* The exercise
Can you reproduce the data beneath, keeping every line exact?

* Dataset entries
↓↓↓

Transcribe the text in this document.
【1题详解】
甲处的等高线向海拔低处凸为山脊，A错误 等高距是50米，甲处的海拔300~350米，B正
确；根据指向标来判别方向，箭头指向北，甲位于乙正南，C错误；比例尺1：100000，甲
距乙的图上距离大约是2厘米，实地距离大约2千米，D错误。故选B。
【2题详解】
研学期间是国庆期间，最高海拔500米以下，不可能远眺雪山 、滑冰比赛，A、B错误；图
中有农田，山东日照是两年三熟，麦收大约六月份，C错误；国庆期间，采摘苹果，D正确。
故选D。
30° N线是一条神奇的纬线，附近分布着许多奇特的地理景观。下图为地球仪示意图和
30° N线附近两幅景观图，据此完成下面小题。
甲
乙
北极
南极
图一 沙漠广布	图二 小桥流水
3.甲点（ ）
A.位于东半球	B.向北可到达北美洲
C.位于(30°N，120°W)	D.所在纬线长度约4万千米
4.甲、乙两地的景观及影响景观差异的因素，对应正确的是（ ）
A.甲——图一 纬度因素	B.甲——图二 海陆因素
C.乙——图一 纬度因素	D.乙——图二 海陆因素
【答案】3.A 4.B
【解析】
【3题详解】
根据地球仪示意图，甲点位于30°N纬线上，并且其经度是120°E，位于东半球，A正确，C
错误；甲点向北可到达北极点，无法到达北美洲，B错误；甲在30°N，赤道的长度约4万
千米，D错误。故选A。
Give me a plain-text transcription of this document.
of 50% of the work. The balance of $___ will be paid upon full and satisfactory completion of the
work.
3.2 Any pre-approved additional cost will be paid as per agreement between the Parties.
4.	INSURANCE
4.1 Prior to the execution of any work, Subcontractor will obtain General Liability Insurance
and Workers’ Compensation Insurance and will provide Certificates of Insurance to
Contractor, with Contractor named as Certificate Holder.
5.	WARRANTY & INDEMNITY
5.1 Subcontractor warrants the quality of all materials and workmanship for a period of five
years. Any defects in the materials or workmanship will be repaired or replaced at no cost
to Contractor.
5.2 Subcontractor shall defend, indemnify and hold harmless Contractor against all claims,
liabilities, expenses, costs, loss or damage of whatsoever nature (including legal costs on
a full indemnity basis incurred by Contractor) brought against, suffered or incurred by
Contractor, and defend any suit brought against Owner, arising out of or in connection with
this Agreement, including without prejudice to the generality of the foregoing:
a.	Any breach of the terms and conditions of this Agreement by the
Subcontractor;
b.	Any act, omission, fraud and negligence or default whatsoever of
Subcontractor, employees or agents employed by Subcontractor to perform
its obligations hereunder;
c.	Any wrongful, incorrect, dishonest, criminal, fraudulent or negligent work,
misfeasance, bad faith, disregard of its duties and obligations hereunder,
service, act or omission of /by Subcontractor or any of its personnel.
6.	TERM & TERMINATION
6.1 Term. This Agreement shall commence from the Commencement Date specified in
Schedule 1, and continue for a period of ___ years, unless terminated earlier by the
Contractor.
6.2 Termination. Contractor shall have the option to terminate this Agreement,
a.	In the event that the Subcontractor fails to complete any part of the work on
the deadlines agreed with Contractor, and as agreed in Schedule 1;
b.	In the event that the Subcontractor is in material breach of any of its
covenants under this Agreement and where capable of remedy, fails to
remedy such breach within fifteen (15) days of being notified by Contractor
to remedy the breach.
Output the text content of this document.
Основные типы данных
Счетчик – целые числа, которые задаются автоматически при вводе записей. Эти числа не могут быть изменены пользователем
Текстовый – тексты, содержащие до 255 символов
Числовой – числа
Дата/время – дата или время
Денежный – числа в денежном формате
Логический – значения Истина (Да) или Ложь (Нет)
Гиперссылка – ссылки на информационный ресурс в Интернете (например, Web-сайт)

↑↑↑

* The solution
Transcribe the text in this document.
【1题详解】
甲处的等高线向海拔低处凸为山脊，A错误 等高距是50米，甲处的海拔300~350米，B正
确；根据指向标来判别方向，箭头指向北，甲位于乙正南，C错误；比例尺1：100000，甲
距乙的图上距离大约是2厘米，实地距离大约2千米，D错误。故选B。
【2题详解】
研学期间是国庆期间，最高海拔500米以下，不可能远眺雪山 、滑冰比赛，A、B错误；图
中有农田，山东日照是两年三熟，麦收大约六月份，C错误；国庆期间，采摘苹果，D正确。
故选D。
30° N线是一条神奇的纬线，附近分布着许多奇特的地理景观。下图为地球仪示意图和
30° N线附近两幅景观图，据此完成下面小题。
甲
乙
北极
南极
图一 沙漠广布	图二 小桥流水
3.甲点（ ）
A.位于东半球	B.向北可到达北美洲
C.位于(30°N，120°W)	D.所在纬线长度约4万千米
4.甲、乙两地的景观及影响景观差异的因素，对应正确的是（ ）
A.甲——图一 纬度因素	B.甲——图二 海陆因素
C.乙——图一 纬度因素	D.乙——图二 海陆因素
【答案】3.A 4.B
【解析】
【3题详解】
根据地球仪示意图，甲点位于30°N纬线上，并且其经度是120°E，位于东半球，A正确，C
错误；甲点向北可到达北极点，无法到达北美洲，B错误；甲在30°N，赤道的长度约4万
千米，D错误。故选A。
Give me a plain-text transcription of this document.
of 50% of the work. The balance of $___ will be paid upon full and satisfactory completion of the
work.
3.2 Any pre-approved additional cost will be paid as per agreement between the Parties.
4.	INSURANCE
4.1 Prior to the execution of any work, Subcontractor will obtain General Liability Insurance
and Workers’ Compensation Insurance and will provide Certificates of Insurance to
Contractor, with Contractor named as Certificate Holder.
5.	WARRANTY & INDEMNITY
5.1 Subcontractor warrants the quality of all materials and workmanship for a period of five
years. Any defects in the materials or workmanship will be repaired or replaced at no cost
to Contractor.
5.2 Subcontractor shall defend, indemnify and hold harmless Contractor against all claims,
liabilities, expenses, costs, loss or damage of whatsoever nature (including legal costs on
a full indemnity basis incurred by Contractor) brought against, suffered or incurred by
Contractor, and defend any suit brought against Owner, arising out of or in connection with
this Agreement, including without prejudice to the generality of the foregoing:
a.	Any breach of the terms and conditions of this Agreement by the
Subcontractor;
b.	Any act, omission, fraud and negligence or default whatsoever of
Subcontractor, employees or agents employed by Subcontractor to perform
its obligations hereunder;
c.	Any wrongful, incorrect, dishonest, criminal, fraudulent or negligent work,
misfeasance, bad faith, disregard of its duties and obligations hereunder,
service, act or omission of /by Subcontractor or any of its personnel.
6.	TERM & TERMINATION
6.1 Term. This Agreement shall commence from the Commencement Date specified in
Schedule 1, and continue for a period of ___ years, unless terminated earlier by the
Contractor.
6.2 Termination. Contractor shall have the option to terminate this Agreement,
a.	In the event that the Subcontractor fails to complete any part of the work on
the deadlines agreed with Contractor, and as agreed in Schedule 1;
b.	In the event that the Subcontractor is in material breach of any of its
covenants under this Agreement and where capable of remedy, fails to
remedy such breach within fifteen (15) days of being notified by Contractor
to remedy the breach.
Output the text content of this document.
Основные типы данных
Счетчик – целые числа, которые задаются автоматически при вводе записей. Эти числа не могут быть изменены пользователем
Текстовый – тексты, содержащие до 255 символов
Числовой – числа
Дата/время – дата или время
Денежный – числа в денежном формате
Логический – значения Истина (Да) или Ложь (Нет)
Гиперссылка – ссылки на информационный ресурс в Интернете (например, Web-сайт)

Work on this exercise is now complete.